- [Exercise] Beginning with the line that holds "What text is on this page?" and ending with the last line below, repeat each line exactly, leaving any pictures out.

- [Data to examine]
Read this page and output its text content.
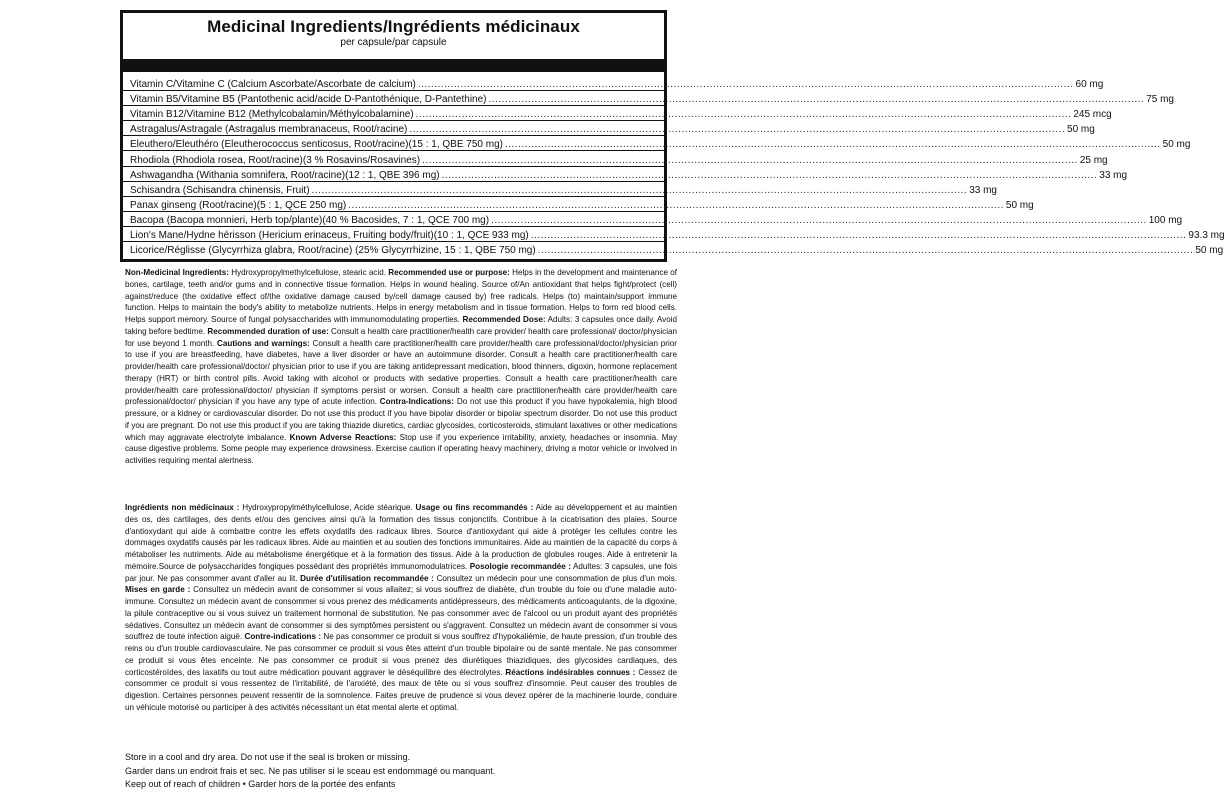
Medicinal Ingredients/Ingrédients médicinaux
per capsule/par capsule
Vitamin C/Vitamine C (Calcium Ascorbate/Ascorbate de calcium) ........................................................................................................................................................................................................ 60 mg
Vitamin B5/Vitamine B5 (Pantothenic acid/acide D-Pantothénique, D-Pantethine) ........................................................................................................................................................................................................ 75 mg
Vitamin B12/Vitamine B12 (Methylcobalamin/Méthylcobalamine) ........................................................................................................................................................................................................ 245 mcg
Astragalus/Astragale (Astragalus membranaceus, Root/racine) ........................................................................................................................................................................................................ 50 mg
Eleuthero/Eleuthéro (Eleutherococcus senticosus, Root/racine)(15 : 1, QBE 750 mg) ........................................................................................................................................................................................................ 50 mg
Rhodiola (Rhodiola rosea, Root/racine)(3 % Rosavins/Rosavines) ........................................................................................................................................................................................................ 25 mg
Ashwagandha (Withania somnifera, Root/racine)(12 : 1, QBE 396 mg) ........................................................................................................................................................................................................ 33 mg
Schisandra (Schisandra chinensis, Fruit) ........................................................................................................................................................................................................ 33 mg
Panax ginseng (Root/racine)(5 : 1, QCE 250 mg) ........................................................................................................................................................................................................ 50 mg
Bacopa (Bacopa monnieri, Herb top/plante)(40 % Bacosides, 7 : 1, QCE 700 mg) ........................................................................................................................................................................................................ 100 mg
Lion's Mane/Hydne hérisson (Hericium erinaceus, Fruiting body/fruit)(10 : 1, QCE 933 mg) ........................................................................................................................................................................................................ 93.3 mg
Licorice/Réglisse (Glycyrrhiza glabra, Root/racine) (25% Glycyrrhizine, 15 : 1, QBE 750 mg) ........................................................................................................................................................................................................ 50 mg
Non-Medicinal Ingredients: Hydroxypropylmethylcellulose, stearic acid. Recommended use or purpose: Helps in the development and maintenance of bones, cartilage, teeth and/or gums and in connective tissue formation. Helps in wound healing. Source of/An antioxidant that helps fight/protect (cell) against/reduce (the oxidative effect of/the oxidative damage caused by/cell damage caused by) free radicals. Helps (to) maintain/support immune function. Helps to maintain the body's ability to metabolize nutrients. Helps in energy metabolism and in tissue formation. Helps to form red blood cells. Helps support memory. Source of fungal polysaccharides with immunomodulating properties. Recommended Dose: Adults: 3 capsules once daily. Avoid taking before bedtime. Recommended duration of use: Consult a health care practitioner/health care provider/ health care professional/ doctor/physician for use beyond 1 month. Cautions and warnings: Consult a health care practitioner/health care provider/health care professional/doctor/physician prior to use if you are breastfeeding, have diabetes, have a liver disorder or have an autoimmune disorder. Consult a health care practitioner/health care provider/health care professional/doctor/ physician prior to use if you are taking antidepressant medication, blood thinners, digoxin, hormone replacement therapy (HRT) or birth control pills. Avoid taking with alcohol or products with sedative properties. Consult a health care practitioner/health care provider/health care professional/doctor/ physician if symptoms persist or worsen. Consult a health care practitioner/health care provider/health care professional/doctor/ physician if you have any type of acute infection. Contra-Indications: Do not use this product if you have hypokalemia, high blood pressure, or a kidney or cardiovascular disorder. Do not use this product if you have bipolar disorder or bipolar spectrum disorder. Do not use this product if you are pregnant. Do not use this product if you are taking thiazide diuretics, cardiac glycosides, corticosteroids, stimulant laxatives or other medications which may aggravate electrolyte imbalance. Known Adverse Reactions: Stop use if you experience irritability, anxiety, headaches or insomnia. May cause digestive problems. Some people may experience drowsiness. Exercise caution if operating heavy machinery, driving a motor vehicle or involved in activities requiring mental alertness.
Ingrédients non médicinaux : Hydroxypropylméthylcellulose, Acide stéarique. Usage ou fins recommandés : Aide au développement et au maintien des os, des cartilages, des dents et/ou des gencives ainsi qu'à la formation des tissus conjonctifs. Contribue à la cicatrisation des plaies. Source d'antioxydant qui aide à combattre contre les effets oxydatifs des radicaux libres. Source d'antioxydant qui aide à protéger les cellules contre les dommages oxydatifs causés par les radicaux libres. Aide au maintien et au soutien des fonctions immunitaires. Aide au maintien de la capacité du corps à métaboliser les nutriments. Aide au métabolisme énergétique et à la formation des tissus. Aide à la production de globules rouges. Aide à entretenir la mémoire.Source de polysaccharides fongiques possédant des propriétés immunomodulatrices. Posologie recommandée : Adultes: 3 capsules, une fois par jour. Ne pas consommer avant d'aller au lit. Durée d'utilisation recommandée : Consultez un médecin pour une consommation de plus d'un mois. Mises en garde : Consultez un médecin avant de consommer si vous allaitez; si vous souffrez de diabète, d'un trouble du foie ou d'une maladie auto-immune. Consultez un médecin avant de consommer si vous prenez des médicaments antidépresseurs, des médicaments anticoagulants, de la digoxine, la pilule contraceptive ou si vous suivez un traitement hormonal de substitution. Ne pas consommer avec de l'alcool ou un produit ayant des propriétés sédatives. Consultez un médecin avant de consommer si des symptômes persistent ou s'aggravent. Consultez un médecin avant de consommer si vous souffrez de toute infection aiguë. Contre-indications : Ne pas consommer ce produit si vous souffrez d'hypokaliémie, de haute pression, d'un trouble des reins ou d'un trouble cardiovasculaire. Ne pas consommer ce produit si vous êtes atteint d'un trouble bipolaire ou de santé mentale. Ne pas consommer ce produit si vous êtes enceinte. Ne pas consommer ce produit si vous prenez des diurétiques thiazidiques, des glycosides cardiaques, des corticostéroïdes, des laxatifs ou tout autre médication pouvant aggraver le déséquilibre des électrolytes. Réactions indésirables connues : Cessez de consommer ce produit si vous ressentez de l'irritabilité, de l'anxiété, des maux de tête ou si vous souffrez d'insomnie. Peut causer des troubles de digestion. Certaines personnes peuvent ressentir de la somnolence. Faites preuve de prudence si vous devez opérer de la machinerie lourde, conduire un véhicule motorisé ou participer à des activités nécessitant un état mental alerte et optimal.
Store in a cool and dry area. Do not use if the seal is broken or missing.
Garder dans un endroit frais et sec. Ne pas utiliser si le sceau est endommagé ou manquant.
Keep out of reach of children • Garder hors de la portée des enfants
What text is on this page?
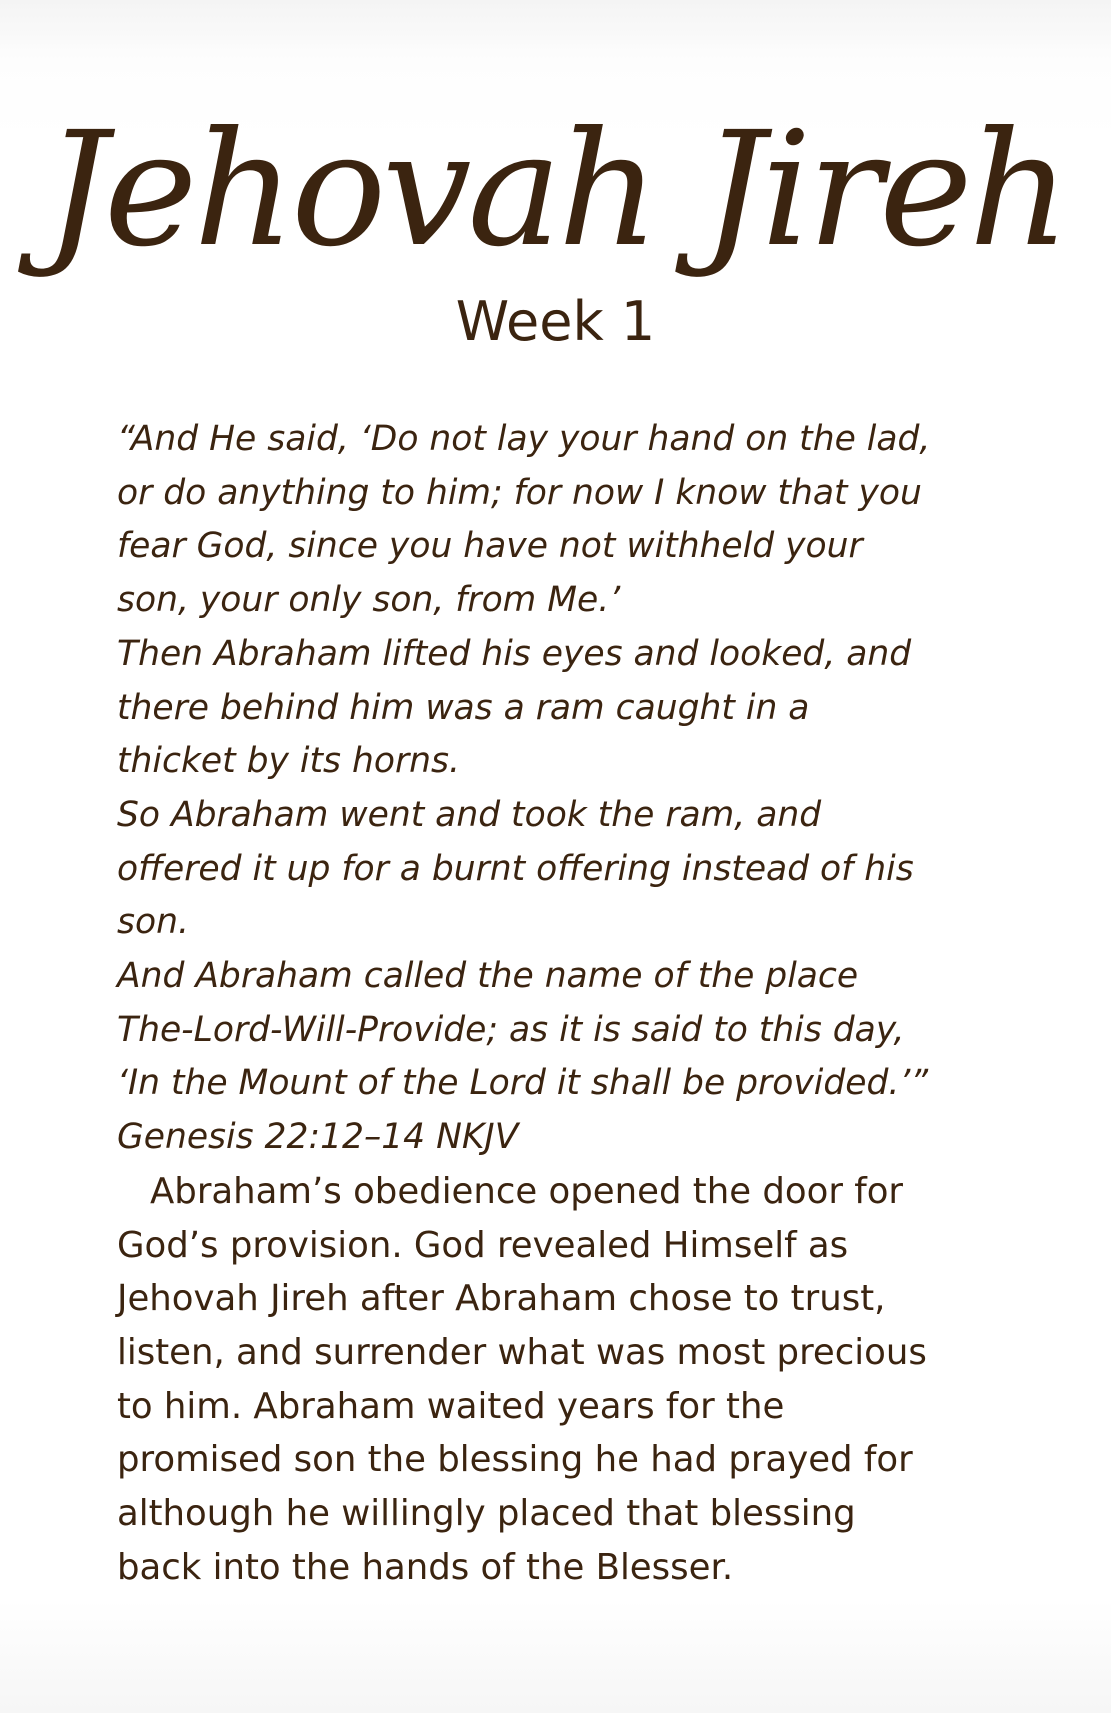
Jehovah Jireh
Week 1
“And He said, ‘Do not lay your hand on the lad,
or do anything to him; for now I know that you
fear God, since you have not withheld your
son, your only son, from Me.’
Then Abraham lifted his eyes and looked, and
there behind him was a ram caught in a
thicket by its horns.
So Abraham went and took the ram, and
offered it up for a burnt offering instead of his
son.
And Abraham called the name of the place
The-Lord-Will-Provide; as it is said to this day,
‘In the Mount of the Lord it shall be provided.’”
Genesis 22:12–14 NKJV
Abraham’s obedience opened the door for
God’s provision. God revealed Himself as
Jehovah Jireh after Abraham chose to trust,
listen, and surrender what was most precious
to him. Abraham waited years for the
promised son the blessing he had prayed for
although he willingly placed that blessing
back into the hands of the Blesser.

- [Task solution]
What text is on this page?
Jehovah Jireh
Week 1
“And He said, ‘Do not lay your hand on the lad,
or do anything to him; for now I know that you
fear God, since you have not withheld your
son, your only son, from Me.’
Then Abraham lifted his eyes and looked, and
there behind him was a ram caught in a
thicket by its horns.
So Abraham went and took the ram, and
offered it up for a burnt offering instead of his
son.
And Abraham called the name of the place
The-Lord-Will-Provide; as it is said to this day,
‘In the Mount of the Lord it shall be provided.’”
Genesis 22:12–14 NKJV
Abraham’s obedience opened the door for
God’s provision. God revealed Himself as
Jehovah Jireh after Abraham chose to trust,
listen, and surrender what was most precious
to him. Abraham waited years for the
promised son the blessing he had prayed for
although he willingly placed that blessing
back into the hands of the Blesser.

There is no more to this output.